We begin every class discussing others—not a gossip fest, but a list of who needs help—food, housework, transportation; who needs prayers, who needs a pat on the back or a visit. We all share whatever information we have and then pray some of the most heartfelt prayers you will ever hope to hear. We go through more Kleenexes than a community with a flu epidemic. Then we go out and put the feet to those prayers.
And we study. Really study. And discuss. Really discuss. And learn. Really learn. I have seen light bulbs go off in faces over and over. Every woman there has changed her mind about something major simply because a moment arose when she said, “I never thought of it that way before.” And ultimately, lives have changed. I have seen all of these women grow in the past twenty years to become the kind of women you would hope you could be some day, the kind we often remember long after they are gone because of the example they set and the wisdom they shared.
It’s catching. Another group began on Sunday afternoons about nine years ago—once a month for two hours, following a shared lunch. It has blossomed in the same way, and I cannot see it stopping any time soon.
==*==
■ Problems and tasks
A. In the passage on the women's study class, how often and for how long does the Sunday afternoon group meet?
B. Extend the passage on the women's study class, starting after its final sentence.
The listing is not required for this work.

■ Information provided
==*==
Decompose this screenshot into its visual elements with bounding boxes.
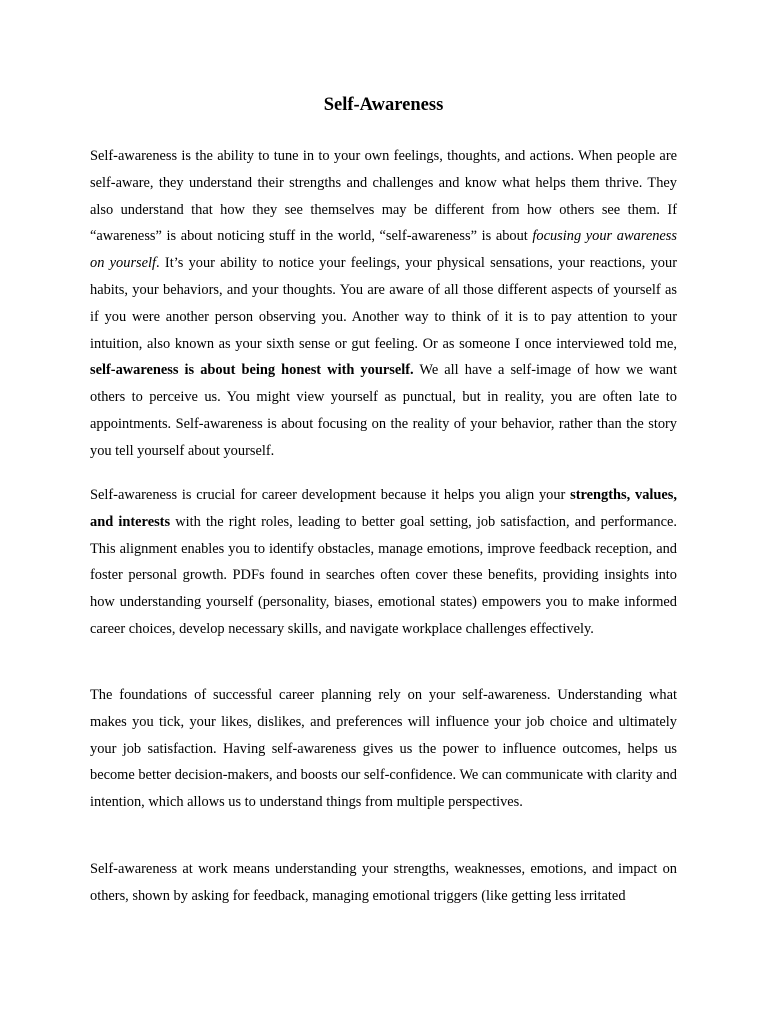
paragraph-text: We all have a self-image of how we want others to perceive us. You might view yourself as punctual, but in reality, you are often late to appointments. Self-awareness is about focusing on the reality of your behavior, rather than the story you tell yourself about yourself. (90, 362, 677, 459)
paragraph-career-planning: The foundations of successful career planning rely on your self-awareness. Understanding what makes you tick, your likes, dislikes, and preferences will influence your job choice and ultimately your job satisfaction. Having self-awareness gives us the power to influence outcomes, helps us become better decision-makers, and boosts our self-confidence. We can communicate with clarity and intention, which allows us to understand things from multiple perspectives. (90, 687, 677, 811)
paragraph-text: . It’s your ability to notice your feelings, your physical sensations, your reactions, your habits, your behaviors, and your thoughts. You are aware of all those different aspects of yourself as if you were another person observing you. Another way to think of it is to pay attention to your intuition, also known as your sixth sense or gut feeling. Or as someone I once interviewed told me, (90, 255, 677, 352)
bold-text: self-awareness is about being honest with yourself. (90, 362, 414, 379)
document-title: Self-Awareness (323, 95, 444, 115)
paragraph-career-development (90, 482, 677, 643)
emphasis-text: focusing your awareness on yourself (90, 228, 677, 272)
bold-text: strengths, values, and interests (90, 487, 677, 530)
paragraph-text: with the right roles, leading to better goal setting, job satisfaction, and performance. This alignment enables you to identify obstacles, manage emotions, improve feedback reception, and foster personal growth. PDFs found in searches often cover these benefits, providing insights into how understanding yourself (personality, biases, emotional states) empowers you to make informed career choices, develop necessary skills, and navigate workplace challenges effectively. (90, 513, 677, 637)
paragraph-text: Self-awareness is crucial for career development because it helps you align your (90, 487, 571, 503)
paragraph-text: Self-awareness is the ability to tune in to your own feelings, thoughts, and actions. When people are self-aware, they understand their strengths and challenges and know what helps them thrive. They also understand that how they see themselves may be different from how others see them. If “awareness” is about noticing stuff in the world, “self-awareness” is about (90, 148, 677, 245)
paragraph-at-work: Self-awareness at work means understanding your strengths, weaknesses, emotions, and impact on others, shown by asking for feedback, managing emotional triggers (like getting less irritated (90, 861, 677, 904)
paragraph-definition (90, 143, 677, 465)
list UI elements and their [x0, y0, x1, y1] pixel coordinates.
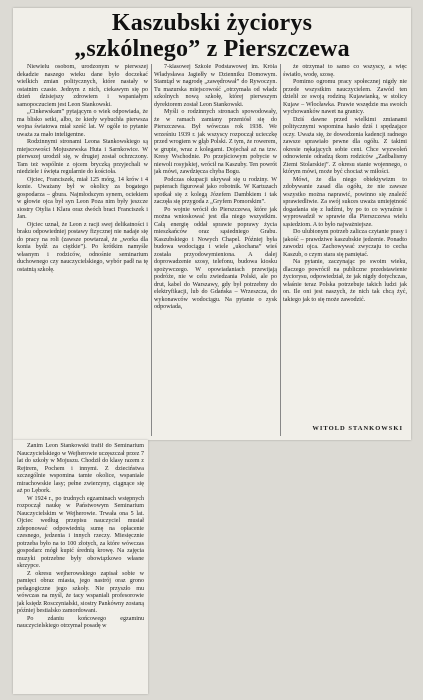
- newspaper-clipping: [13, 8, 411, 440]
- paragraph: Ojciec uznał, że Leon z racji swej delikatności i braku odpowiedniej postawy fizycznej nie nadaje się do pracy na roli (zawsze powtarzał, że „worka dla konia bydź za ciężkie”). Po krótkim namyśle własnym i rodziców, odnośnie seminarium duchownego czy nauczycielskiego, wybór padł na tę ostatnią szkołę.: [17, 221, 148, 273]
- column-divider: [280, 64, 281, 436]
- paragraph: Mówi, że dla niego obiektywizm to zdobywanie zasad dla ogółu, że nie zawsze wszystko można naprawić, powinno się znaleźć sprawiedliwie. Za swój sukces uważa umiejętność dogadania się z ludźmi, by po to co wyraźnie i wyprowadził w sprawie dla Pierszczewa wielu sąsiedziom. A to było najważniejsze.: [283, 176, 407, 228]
==*==
■ Results of the exercise
A. Once a month, for two hours.

B.
And so I praise my sisters, just as Paul so often praised his brothers and sisters at the end of his epistles. They have taught me every bit as much as I have taught them. I often go home with new ideas to think about from simple comments they share. I challenge you to make your women’s Bible classes every bit as praiseworthy.
And I look forward some day to a huge gathering of sisters from all places and all times, but essentially the same women I have met with all these years—faithful, devout, humble, and good—women of God who will worship Him together forever.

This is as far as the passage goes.